>> start Stored records

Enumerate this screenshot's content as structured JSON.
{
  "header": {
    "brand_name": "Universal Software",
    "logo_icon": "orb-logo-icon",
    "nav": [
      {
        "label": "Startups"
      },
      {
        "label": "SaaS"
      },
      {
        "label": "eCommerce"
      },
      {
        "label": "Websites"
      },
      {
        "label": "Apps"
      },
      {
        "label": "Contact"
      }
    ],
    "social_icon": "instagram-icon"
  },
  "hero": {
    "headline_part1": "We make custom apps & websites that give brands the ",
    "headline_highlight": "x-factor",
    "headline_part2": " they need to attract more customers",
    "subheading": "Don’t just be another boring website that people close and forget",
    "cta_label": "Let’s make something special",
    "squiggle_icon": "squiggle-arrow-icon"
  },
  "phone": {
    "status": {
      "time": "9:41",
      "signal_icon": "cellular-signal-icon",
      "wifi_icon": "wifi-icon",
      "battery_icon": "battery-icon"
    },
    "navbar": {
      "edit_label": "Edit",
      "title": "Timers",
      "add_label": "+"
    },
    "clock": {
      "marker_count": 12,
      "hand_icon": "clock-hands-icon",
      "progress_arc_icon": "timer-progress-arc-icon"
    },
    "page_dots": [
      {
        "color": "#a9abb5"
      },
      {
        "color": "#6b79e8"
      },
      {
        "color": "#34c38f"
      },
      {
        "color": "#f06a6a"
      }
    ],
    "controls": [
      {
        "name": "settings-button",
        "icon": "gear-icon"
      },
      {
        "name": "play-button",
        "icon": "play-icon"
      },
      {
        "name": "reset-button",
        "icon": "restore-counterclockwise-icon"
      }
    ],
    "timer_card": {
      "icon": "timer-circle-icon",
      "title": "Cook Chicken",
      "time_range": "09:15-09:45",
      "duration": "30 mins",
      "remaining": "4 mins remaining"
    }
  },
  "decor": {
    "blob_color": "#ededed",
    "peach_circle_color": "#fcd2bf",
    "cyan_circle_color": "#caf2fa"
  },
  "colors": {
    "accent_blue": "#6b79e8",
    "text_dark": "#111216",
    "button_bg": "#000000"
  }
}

>> end Stored records
>> start Stored records

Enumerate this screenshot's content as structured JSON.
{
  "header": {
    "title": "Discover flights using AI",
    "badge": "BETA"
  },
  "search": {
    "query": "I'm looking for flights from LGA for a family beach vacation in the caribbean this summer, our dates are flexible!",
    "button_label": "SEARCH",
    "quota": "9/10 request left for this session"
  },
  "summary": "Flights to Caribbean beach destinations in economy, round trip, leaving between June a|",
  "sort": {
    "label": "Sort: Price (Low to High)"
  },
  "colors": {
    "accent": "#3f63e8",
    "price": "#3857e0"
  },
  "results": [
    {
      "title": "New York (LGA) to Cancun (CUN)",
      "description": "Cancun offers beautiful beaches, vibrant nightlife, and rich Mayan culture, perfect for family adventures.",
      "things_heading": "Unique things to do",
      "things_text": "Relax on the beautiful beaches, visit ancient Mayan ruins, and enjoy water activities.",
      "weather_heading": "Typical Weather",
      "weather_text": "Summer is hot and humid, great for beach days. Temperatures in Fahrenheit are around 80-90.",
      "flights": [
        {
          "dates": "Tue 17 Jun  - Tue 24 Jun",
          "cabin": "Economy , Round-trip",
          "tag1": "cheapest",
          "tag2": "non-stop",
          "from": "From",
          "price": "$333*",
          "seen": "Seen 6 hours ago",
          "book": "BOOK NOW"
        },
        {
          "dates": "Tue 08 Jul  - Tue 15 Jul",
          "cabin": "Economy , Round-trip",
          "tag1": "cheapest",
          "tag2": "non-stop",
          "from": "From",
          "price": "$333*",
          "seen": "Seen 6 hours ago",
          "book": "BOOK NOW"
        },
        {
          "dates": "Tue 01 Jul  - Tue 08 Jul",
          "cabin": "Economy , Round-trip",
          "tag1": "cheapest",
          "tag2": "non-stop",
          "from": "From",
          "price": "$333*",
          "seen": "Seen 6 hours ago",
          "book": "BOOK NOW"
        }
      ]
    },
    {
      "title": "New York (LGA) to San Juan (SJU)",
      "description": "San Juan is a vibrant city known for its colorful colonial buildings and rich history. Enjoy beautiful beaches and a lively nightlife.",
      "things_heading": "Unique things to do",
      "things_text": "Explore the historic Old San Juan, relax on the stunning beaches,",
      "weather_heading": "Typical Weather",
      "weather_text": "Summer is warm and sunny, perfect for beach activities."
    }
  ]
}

>> end Stored records

> _Written task_
Tally how many lines of the material contain the word "that". The answer must be the number and nothing else.

> _Solution to the exercise_
2